Set problem - Read through the records below and copy each line that uses the word "деятельности".

○ ○ ○ ○

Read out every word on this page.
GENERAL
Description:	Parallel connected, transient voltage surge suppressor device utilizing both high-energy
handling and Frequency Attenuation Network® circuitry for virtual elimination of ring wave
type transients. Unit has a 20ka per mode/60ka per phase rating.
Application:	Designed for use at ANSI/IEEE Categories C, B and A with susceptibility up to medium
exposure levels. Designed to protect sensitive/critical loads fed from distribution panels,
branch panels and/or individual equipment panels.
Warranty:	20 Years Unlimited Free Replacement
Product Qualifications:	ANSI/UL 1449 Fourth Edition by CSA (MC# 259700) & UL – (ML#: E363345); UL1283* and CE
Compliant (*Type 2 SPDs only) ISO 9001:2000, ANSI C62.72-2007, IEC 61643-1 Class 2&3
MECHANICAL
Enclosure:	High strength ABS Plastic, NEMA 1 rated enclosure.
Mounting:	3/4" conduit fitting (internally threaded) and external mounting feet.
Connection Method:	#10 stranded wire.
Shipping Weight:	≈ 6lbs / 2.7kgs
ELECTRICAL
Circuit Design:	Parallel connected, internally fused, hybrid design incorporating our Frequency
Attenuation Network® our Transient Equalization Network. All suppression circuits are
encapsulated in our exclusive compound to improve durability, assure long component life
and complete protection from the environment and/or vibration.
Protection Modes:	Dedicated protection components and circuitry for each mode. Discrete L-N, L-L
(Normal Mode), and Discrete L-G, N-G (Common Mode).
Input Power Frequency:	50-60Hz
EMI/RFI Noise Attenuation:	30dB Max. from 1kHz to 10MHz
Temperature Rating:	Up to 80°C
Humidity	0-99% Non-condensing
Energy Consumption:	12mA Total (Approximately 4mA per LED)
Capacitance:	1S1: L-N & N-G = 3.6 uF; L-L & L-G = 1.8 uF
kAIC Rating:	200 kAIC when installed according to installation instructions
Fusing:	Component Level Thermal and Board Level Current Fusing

○ ○ ○ ○

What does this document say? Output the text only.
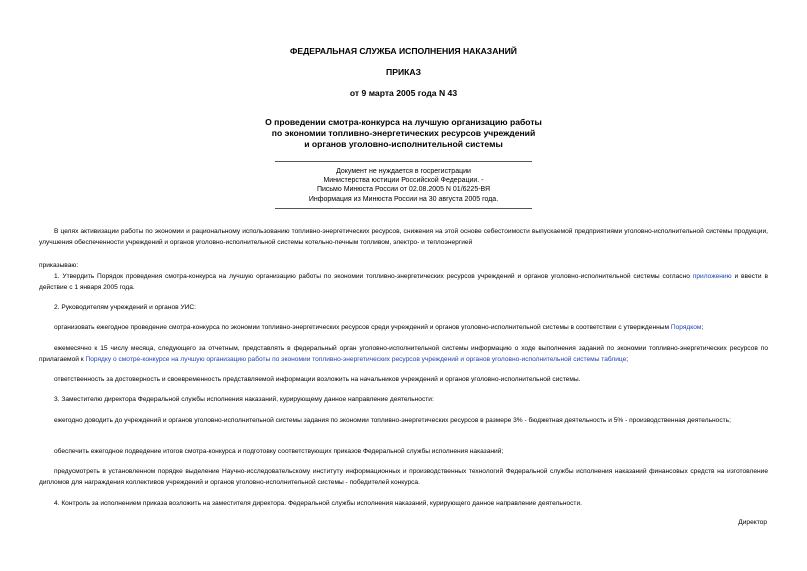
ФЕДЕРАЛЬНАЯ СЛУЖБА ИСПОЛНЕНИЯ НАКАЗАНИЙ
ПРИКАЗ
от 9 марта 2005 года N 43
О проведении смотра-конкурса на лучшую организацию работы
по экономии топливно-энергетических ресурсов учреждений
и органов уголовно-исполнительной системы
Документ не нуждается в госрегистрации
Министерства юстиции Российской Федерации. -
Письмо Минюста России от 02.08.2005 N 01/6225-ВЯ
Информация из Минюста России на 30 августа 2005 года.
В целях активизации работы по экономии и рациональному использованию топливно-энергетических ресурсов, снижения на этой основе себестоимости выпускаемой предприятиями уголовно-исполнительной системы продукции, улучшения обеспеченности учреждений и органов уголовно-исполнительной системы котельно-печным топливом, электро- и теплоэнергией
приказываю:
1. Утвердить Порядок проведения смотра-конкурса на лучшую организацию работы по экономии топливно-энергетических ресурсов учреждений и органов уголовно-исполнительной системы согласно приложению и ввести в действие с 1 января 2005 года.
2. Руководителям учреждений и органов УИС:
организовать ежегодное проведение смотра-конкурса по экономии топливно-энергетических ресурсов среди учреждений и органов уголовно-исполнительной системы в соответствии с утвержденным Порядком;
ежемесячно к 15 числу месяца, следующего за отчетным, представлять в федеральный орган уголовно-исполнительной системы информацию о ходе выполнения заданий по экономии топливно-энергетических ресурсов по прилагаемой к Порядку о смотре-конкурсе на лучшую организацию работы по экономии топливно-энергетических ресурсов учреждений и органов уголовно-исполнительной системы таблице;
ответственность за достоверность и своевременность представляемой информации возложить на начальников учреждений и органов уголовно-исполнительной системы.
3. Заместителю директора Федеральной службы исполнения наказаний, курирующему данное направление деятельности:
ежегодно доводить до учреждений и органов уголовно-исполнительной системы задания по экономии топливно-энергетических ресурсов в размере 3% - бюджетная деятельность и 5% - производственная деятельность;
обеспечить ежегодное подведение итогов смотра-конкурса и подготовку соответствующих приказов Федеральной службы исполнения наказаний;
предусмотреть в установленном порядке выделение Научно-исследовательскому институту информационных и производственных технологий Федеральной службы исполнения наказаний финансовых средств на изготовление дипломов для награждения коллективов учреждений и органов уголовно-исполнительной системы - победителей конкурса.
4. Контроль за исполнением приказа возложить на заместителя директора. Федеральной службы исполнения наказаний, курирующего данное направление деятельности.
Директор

○ ○ ○ ○

Response -
3. Заместителю директора Федеральной службы исполнения наказаний, курирующему данное направление деятельности:
4. Контроль за исполнением приказа возложить на заместителя директора. Федеральной службы исполнения наказаний, курирующего данное направление деятельности.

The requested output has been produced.